** start of Given information **

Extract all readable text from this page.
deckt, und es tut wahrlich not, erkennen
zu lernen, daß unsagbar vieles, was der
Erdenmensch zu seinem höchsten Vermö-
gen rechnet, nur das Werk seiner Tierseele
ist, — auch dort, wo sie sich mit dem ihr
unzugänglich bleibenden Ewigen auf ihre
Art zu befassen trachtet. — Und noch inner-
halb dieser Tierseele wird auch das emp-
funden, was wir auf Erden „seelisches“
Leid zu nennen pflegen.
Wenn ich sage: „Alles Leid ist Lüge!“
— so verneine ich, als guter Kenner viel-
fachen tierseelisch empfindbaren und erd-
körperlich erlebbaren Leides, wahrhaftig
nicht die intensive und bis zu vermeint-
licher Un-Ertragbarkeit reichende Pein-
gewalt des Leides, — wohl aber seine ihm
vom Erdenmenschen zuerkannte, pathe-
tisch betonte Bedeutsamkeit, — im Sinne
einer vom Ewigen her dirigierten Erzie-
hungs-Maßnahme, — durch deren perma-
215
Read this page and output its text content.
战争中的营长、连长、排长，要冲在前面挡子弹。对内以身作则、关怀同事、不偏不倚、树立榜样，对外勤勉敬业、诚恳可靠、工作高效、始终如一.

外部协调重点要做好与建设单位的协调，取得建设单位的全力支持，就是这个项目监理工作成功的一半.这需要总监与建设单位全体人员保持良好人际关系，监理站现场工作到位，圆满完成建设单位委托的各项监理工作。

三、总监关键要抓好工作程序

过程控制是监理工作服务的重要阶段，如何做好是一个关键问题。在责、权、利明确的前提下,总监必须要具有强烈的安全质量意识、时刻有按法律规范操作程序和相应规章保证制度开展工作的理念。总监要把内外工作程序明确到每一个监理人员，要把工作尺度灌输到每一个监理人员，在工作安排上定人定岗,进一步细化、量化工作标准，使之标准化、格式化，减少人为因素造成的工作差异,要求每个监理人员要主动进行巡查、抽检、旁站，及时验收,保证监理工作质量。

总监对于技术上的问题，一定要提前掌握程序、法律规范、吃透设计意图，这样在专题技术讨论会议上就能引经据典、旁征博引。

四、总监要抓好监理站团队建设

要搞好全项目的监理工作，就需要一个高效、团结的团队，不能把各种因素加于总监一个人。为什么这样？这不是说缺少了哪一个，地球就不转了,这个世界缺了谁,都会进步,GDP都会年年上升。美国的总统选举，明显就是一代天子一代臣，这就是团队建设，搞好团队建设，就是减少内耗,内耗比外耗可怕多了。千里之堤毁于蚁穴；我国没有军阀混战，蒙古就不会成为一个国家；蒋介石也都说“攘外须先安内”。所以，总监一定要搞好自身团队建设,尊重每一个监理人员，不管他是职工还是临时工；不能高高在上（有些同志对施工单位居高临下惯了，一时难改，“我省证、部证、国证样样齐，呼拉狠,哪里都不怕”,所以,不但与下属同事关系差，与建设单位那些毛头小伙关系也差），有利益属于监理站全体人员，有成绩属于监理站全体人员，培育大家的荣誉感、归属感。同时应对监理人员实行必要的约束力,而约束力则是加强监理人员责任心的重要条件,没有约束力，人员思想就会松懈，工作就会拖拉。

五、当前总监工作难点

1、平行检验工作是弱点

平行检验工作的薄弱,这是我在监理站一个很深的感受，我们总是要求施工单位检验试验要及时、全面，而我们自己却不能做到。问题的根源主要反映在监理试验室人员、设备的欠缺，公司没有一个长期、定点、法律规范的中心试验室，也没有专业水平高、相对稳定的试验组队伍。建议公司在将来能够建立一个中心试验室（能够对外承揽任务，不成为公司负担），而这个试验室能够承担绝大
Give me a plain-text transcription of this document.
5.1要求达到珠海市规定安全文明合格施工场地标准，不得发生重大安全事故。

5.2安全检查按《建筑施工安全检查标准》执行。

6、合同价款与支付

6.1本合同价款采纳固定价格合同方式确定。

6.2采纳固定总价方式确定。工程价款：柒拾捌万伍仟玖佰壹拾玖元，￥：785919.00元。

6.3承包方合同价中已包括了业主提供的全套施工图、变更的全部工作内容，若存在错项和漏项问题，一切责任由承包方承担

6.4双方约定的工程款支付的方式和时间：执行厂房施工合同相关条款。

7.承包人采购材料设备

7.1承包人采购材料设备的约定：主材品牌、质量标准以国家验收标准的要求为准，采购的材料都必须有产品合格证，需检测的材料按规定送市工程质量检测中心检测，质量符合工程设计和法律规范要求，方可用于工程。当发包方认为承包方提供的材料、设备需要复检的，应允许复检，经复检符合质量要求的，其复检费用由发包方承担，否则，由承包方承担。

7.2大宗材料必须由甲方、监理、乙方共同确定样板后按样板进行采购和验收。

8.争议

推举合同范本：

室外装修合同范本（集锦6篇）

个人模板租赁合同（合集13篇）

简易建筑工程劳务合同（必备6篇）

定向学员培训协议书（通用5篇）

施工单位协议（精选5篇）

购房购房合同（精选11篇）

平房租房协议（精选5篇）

** end of Given information **

Print every record above exactly as written.

■ **Correct response**
Extract all readable text from this page.
deckt, und es tut wahrlich not, erkennen
zu lernen, daß unsagbar vieles, was der
Erdenmensch zu seinem höchsten Vermö-
gen rechnet, nur das Werk seiner Tierseele
ist, — auch dort, wo sie sich mit dem ihr
unzugänglich bleibenden Ewigen auf ihre
Art zu befassen trachtet. — Und noch inner-
halb dieser Tierseele wird auch das emp-
funden, was wir auf Erden „seelisches“
Leid zu nennen pflegen.
Wenn ich sage: „Alles Leid ist Lüge!“
— so verneine ich, als guter Kenner viel-
fachen tierseelisch empfindbaren und erd-
körperlich erlebbaren Leides, wahrhaftig
nicht die intensive und bis zu vermeint-
licher Un-Ertragbarkeit reichende Pein-
gewalt des Leides, — wohl aber seine ihm
vom Erdenmenschen zuerkannte, pathe-
tisch betonte Bedeutsamkeit, — im Sinne
einer vom Ewigen her dirigierten Erzie-
hungs-Maßnahme, — durch deren perma-
215
Read this page and output its text content.
战争中的营长、连长、排长，要冲在前面挡子弹。对内以身作则、关怀同事、不偏不倚、树立榜样，对外勤勉敬业、诚恳可靠、工作高效、始终如一.

外部协调重点要做好与建设单位的协调，取得建设单位的全力支持，就是这个项目监理工作成功的一半.这需要总监与建设单位全体人员保持良好人际关系，监理站现场工作到位，圆满完成建设单位委托的各项监理工作。

三、总监关键要抓好工作程序

过程控制是监理工作服务的重要阶段，如何做好是一个关键问题。在责、权、利明确的前提下,总监必须要具有强烈的安全质量意识、时刻有按法律规范操作程序和相应规章保证制度开展工作的理念。总监要把内外工作程序明确到每一个监理人员，要把工作尺度灌输到每一个监理人员，在工作安排上定人定岗,进一步细化、量化工作标准，使之标准化、格式化，减少人为因素造成的工作差异,要求每个监理人员要主动进行巡查、抽检、旁站，及时验收,保证监理工作质量。

总监对于技术上的问题，一定要提前掌握程序、法律规范、吃透设计意图，这样在专题技术讨论会议上就能引经据典、旁征博引。

四、总监要抓好监理站团队建设

要搞好全项目的监理工作，就需要一个高效、团结的团队，不能把各种因素加于总监一个人。为什么这样？这不是说缺少了哪一个，地球就不转了,这个世界缺了谁,都会进步,GDP都会年年上升。美国的总统选举，明显就是一代天子一代臣，这就是团队建设，搞好团队建设，就是减少内耗,内耗比外耗可怕多了。千里之堤毁于蚁穴；我国没有军阀混战，蒙古就不会成为一个国家；蒋介石也都说“攘外须先安内”。所以，总监一定要搞好自身团队建设,尊重每一个监理人员，不管他是职工还是临时工；不能高高在上（有些同志对施工单位居高临下惯了，一时难改，“我省证、部证、国证样样齐，呼拉狠,哪里都不怕”,所以,不但与下属同事关系差，与建设单位那些毛头小伙关系也差），有利益属于监理站全体人员，有成绩属于监理站全体人员，培育大家的荣誉感、归属感。同时应对监理人员实行必要的约束力,而约束力则是加强监理人员责任心的重要条件,没有约束力，人员思想就会松懈，工作就会拖拉。

五、当前总监工作难点

1、平行检验工作是弱点

平行检验工作的薄弱,这是我在监理站一个很深的感受，我们总是要求施工单位检验试验要及时、全面，而我们自己却不能做到。问题的根源主要反映在监理试验室人员、设备的欠缺，公司没有一个长期、定点、法律规范的中心试验室，也没有专业水平高、相对稳定的试验组队伍。建议公司在将来能够建立一个中心试验室（能够对外承揽任务，不成为公司负担），而这个试验室能够承担绝大
Give me a plain-text transcription of this document.
5.1要求达到珠海市规定安全文明合格施工场地标准，不得发生重大安全事故。

5.2安全检查按《建筑施工安全检查标准》执行。

6、合同价款与支付

6.1本合同价款采纳固定价格合同方式确定。

6.2采纳固定总价方式确定。工程价款：柒拾捌万伍仟玖佰壹拾玖元，￥：785919.00元。

6.3承包方合同价中已包括了业主提供的全套施工图、变更的全部工作内容，若存在错项和漏项问题，一切责任由承包方承担

6.4双方约定的工程款支付的方式和时间：执行厂房施工合同相关条款。

7.承包人采购材料设备

7.1承包人采购材料设备的约定：主材品牌、质量标准以国家验收标准的要求为准，采购的材料都必须有产品合格证，需检测的材料按规定送市工程质量检测中心检测，质量符合工程设计和法律规范要求，方可用于工程。当发包方认为承包方提供的材料、设备需要复检的，应允许复检，经复检符合质量要求的，其复检费用由发包方承担，否则，由承包方承担。

7.2大宗材料必须由甲方、监理、乙方共同确定样板后按样板进行采购和验收。

8.争议

推举合同范本：

室外装修合同范本（集锦6篇）

个人模板租赁合同（合集13篇）

简易建筑工程劳务合同（必备6篇）

定向学员培训协议书（通用5篇）

施工单位协议（精选5篇）

购房购房合同（精选11篇）

平房租房协议（精选5篇）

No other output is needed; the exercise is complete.